------ DATA IN THIS EXERCISE ------

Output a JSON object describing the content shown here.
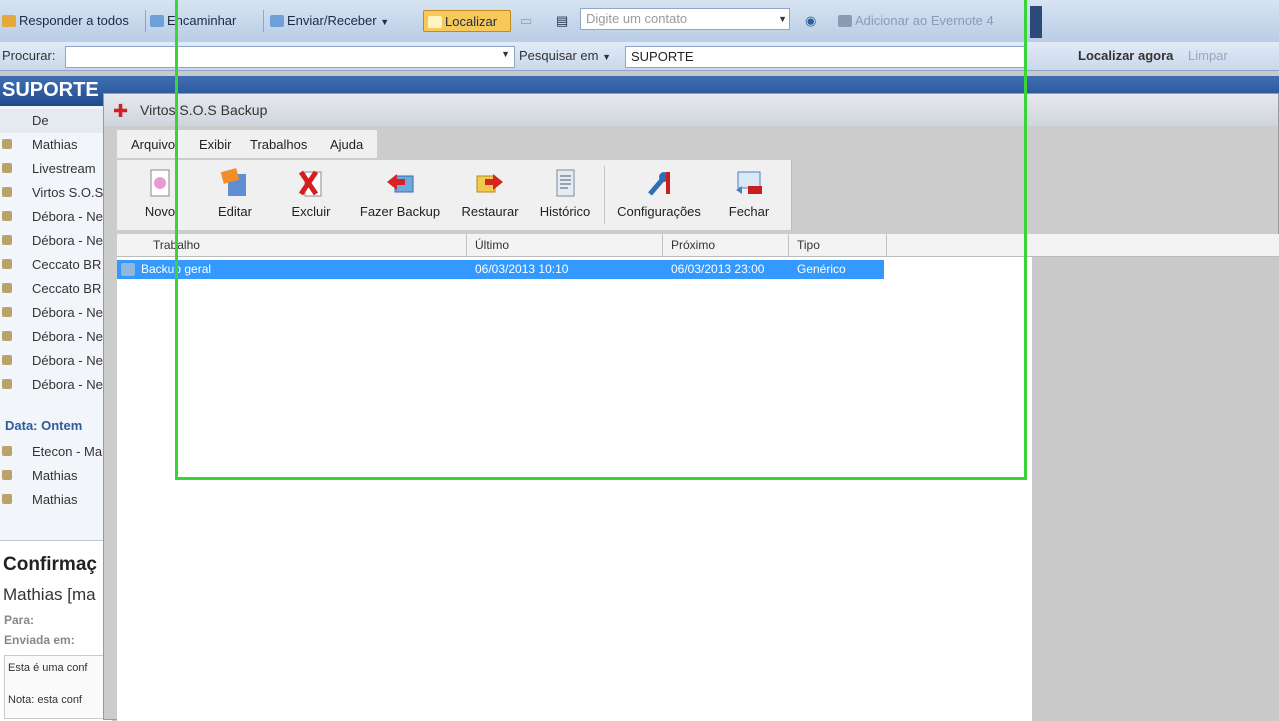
{
  "outlook": {
    "toolbar": {
      "reply_all": "Responder a todos",
      "forward": "Encaminhar",
      "send_receive": "Enviar/Receber",
      "find": "Localizar",
      "contact_placeholder": "Digite um contato",
      "evernote": "Adicionar ao Evernote 4"
    },
    "search": {
      "label": "Procurar:",
      "search_in": "Pesquisar em",
      "search_in_value": "SUPORTE",
      "find_now": "Localizar agora",
      "clear": "Limpar"
    },
    "folder_title": "SUPORTE",
    "list_header": "De",
    "mail_items": [
      "Mathias",
      "Livestream",
      "Virtos S.O.S",
      "Débora - Ne",
      "Débora - Ne",
      "Ceccato BR",
      "Ceccato BR",
      "Débora - Ne",
      "Débora - Ne",
      "Débora - Ne",
      "Débora - Ne"
    ],
    "group_yesterday": "Data: Ontem",
    "yesterday_items": [
      "Etecon - Ma",
      "Mathias",
      "Mathias"
    ],
    "reading": {
      "subject": "Confirmaç",
      "from": "Mathias [ma",
      "to_label": "Para:",
      "sent_label": "Enviada em:",
      "body_line1": "Esta é uma conf",
      "body_line2": "Nota: esta conf"
    }
  },
  "app": {
    "title": "Virtos S.O.S Backup",
    "menu": [
      "Arquivo",
      "Exibir",
      "Trabalhos",
      "Ajuda"
    ],
    "toolbar": [
      {
        "label": "Novo",
        "icon": "new-icon"
      },
      {
        "label": "Editar",
        "icon": "edit-icon"
      },
      {
        "label": "Excluir",
        "icon": "delete-icon"
      },
      {
        "label": "Fazer Backup",
        "icon": "backup-icon"
      },
      {
        "label": "Restaurar",
        "icon": "restore-icon"
      },
      {
        "label": "Histórico",
        "icon": "history-icon"
      },
      {
        "label": "Configurações",
        "icon": "settings-icon"
      },
      {
        "label": "Fechar",
        "icon": "close-icon"
      }
    ],
    "columns": [
      "Trabalho",
      "Último",
      "Próximo",
      "Tipo"
    ],
    "rows": [
      {
        "job": "Backup geral",
        "last": "06/03/2013 10:10",
        "next": "06/03/2013 23:00",
        "type": "Genérico"
      }
    ],
    "selection_color": "#3399ff"
  },
  "recording_frame_color": "#38d438"
}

------

AIM: Count the lines of these entries that hold the string "SUPORTE", and give only that number.

RESPONSE TO THIS TASK: 2